### REQUIREMENTS
In the material below, find all lines with the string "JSON" and copy them.

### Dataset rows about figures
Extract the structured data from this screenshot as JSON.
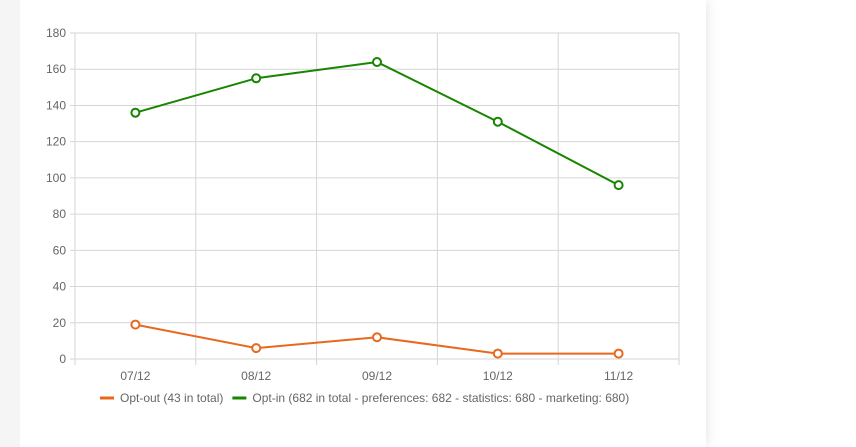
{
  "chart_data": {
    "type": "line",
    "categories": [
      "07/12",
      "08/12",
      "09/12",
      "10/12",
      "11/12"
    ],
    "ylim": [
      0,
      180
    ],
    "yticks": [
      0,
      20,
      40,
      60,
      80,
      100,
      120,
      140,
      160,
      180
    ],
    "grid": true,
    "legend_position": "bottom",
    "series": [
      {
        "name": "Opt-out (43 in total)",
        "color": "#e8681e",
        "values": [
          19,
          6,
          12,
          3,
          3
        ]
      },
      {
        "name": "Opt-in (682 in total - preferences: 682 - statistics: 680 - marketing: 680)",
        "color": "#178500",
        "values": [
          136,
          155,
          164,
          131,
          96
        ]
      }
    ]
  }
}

...

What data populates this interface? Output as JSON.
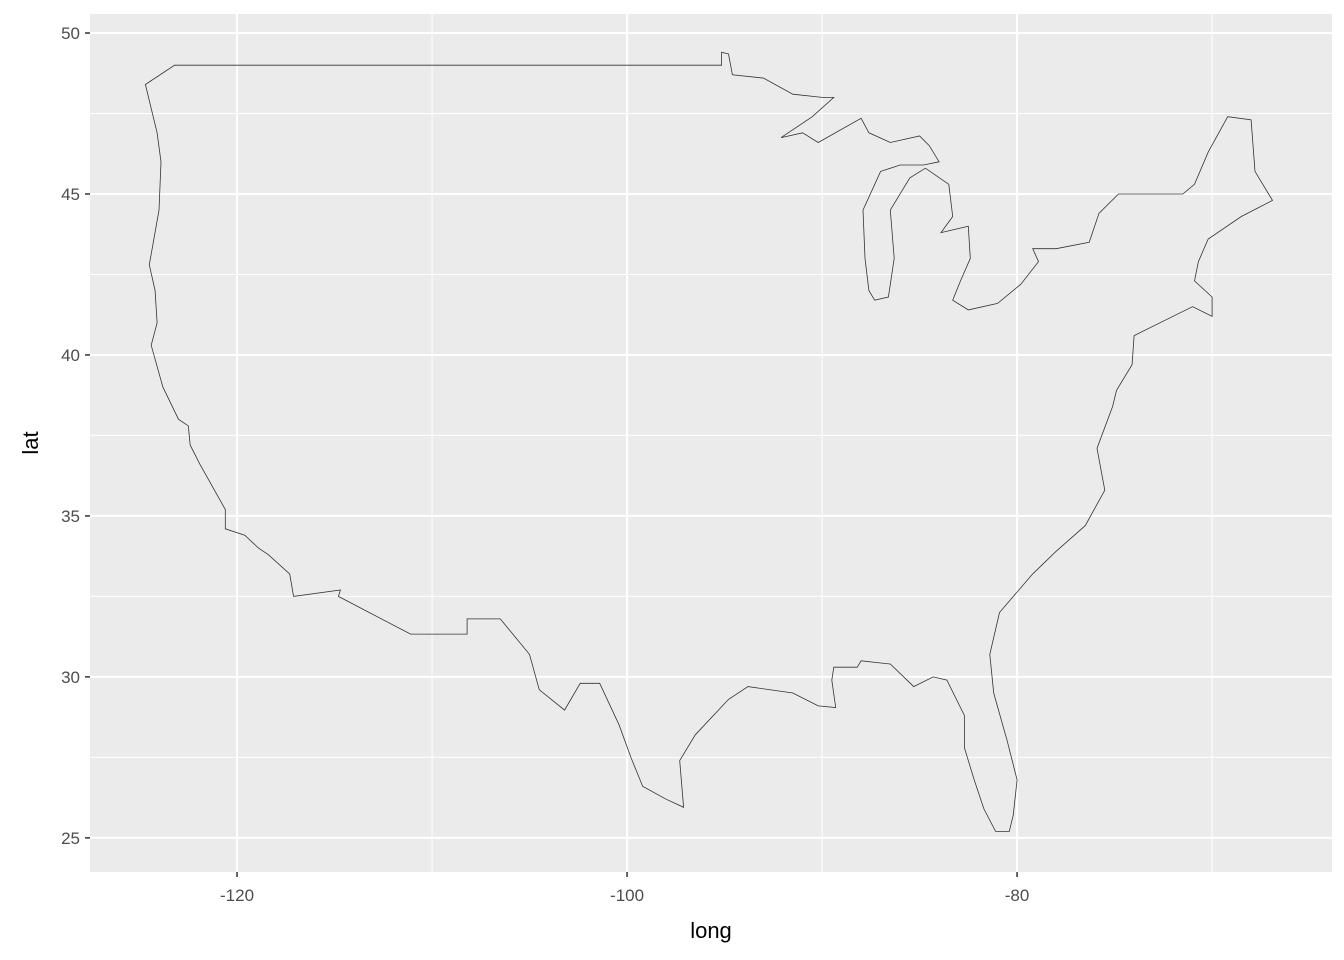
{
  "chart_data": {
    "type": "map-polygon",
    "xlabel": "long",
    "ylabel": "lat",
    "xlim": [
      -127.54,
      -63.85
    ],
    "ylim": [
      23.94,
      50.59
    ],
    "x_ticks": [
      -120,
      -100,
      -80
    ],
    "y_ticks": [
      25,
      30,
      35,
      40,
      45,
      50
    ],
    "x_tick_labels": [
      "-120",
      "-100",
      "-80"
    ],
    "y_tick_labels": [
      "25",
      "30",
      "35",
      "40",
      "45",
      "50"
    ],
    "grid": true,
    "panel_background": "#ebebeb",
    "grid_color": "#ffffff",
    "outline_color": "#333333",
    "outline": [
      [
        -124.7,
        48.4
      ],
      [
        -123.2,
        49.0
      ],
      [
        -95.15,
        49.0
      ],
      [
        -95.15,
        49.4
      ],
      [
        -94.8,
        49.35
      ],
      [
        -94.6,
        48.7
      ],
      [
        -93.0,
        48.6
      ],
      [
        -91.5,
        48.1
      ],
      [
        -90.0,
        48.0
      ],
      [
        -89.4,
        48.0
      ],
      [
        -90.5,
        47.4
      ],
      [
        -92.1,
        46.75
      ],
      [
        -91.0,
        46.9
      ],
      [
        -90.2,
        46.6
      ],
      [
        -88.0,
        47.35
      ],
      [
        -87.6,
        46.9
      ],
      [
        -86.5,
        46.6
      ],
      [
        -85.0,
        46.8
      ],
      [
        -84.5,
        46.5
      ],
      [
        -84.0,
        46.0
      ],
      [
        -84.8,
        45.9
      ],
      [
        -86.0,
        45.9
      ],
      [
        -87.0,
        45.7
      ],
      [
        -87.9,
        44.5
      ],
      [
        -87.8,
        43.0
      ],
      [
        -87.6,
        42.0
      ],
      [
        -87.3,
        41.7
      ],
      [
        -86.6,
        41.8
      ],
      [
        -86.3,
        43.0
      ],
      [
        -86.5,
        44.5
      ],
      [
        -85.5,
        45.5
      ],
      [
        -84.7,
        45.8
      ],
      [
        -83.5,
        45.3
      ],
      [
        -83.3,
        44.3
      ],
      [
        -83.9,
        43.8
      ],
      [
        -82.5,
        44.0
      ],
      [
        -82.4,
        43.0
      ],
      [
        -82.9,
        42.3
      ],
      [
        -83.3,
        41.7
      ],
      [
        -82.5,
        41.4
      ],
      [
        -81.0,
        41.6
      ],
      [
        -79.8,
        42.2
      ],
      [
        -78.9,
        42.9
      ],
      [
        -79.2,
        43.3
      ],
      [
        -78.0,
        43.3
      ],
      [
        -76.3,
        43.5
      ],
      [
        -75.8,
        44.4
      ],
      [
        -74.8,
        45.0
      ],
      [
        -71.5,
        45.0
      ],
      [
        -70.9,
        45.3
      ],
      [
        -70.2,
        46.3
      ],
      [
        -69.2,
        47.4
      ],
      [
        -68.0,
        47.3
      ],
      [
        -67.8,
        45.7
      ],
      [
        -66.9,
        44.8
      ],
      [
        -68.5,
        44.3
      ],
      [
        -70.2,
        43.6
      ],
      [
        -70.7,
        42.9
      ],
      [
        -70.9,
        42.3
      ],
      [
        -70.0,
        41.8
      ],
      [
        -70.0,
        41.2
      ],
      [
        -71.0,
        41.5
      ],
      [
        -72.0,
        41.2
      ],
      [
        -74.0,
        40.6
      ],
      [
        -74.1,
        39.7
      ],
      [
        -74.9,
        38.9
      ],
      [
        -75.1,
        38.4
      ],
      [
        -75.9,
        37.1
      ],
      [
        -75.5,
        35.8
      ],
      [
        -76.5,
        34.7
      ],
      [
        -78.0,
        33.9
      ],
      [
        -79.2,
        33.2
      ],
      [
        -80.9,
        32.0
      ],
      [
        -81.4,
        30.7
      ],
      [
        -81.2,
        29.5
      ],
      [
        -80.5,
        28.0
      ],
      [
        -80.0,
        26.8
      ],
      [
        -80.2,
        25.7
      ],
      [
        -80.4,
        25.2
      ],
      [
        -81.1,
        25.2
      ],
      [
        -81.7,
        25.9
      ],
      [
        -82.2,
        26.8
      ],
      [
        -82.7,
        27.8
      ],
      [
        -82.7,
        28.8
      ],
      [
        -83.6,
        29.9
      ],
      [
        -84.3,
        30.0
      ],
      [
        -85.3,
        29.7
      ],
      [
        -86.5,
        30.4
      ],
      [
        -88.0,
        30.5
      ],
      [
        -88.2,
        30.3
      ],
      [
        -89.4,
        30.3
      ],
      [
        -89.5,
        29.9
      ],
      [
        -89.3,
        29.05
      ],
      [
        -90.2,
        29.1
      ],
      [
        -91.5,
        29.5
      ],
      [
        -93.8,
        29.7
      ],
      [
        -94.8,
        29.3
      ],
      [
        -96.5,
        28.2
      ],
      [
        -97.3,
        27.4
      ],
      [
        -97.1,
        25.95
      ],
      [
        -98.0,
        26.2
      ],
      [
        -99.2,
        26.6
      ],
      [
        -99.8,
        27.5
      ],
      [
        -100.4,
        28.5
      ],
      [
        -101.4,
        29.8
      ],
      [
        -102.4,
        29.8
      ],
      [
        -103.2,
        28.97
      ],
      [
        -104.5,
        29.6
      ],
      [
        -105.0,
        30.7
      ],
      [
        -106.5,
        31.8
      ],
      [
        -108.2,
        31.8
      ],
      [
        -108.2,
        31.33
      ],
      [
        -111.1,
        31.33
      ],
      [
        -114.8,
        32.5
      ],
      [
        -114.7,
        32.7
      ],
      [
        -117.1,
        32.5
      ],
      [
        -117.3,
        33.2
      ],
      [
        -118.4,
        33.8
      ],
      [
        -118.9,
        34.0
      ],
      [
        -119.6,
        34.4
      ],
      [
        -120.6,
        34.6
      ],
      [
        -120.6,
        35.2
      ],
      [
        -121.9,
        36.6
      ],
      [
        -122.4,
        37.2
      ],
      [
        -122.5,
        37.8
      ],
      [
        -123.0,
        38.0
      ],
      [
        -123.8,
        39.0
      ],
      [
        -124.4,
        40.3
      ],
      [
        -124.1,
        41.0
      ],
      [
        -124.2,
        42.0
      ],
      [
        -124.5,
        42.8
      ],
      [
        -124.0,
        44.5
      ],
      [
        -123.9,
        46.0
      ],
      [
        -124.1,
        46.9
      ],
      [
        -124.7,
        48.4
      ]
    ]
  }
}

### REPLY
Extract the structured data from this screenshot as JSON.
What data populates this interface? Output as JSON.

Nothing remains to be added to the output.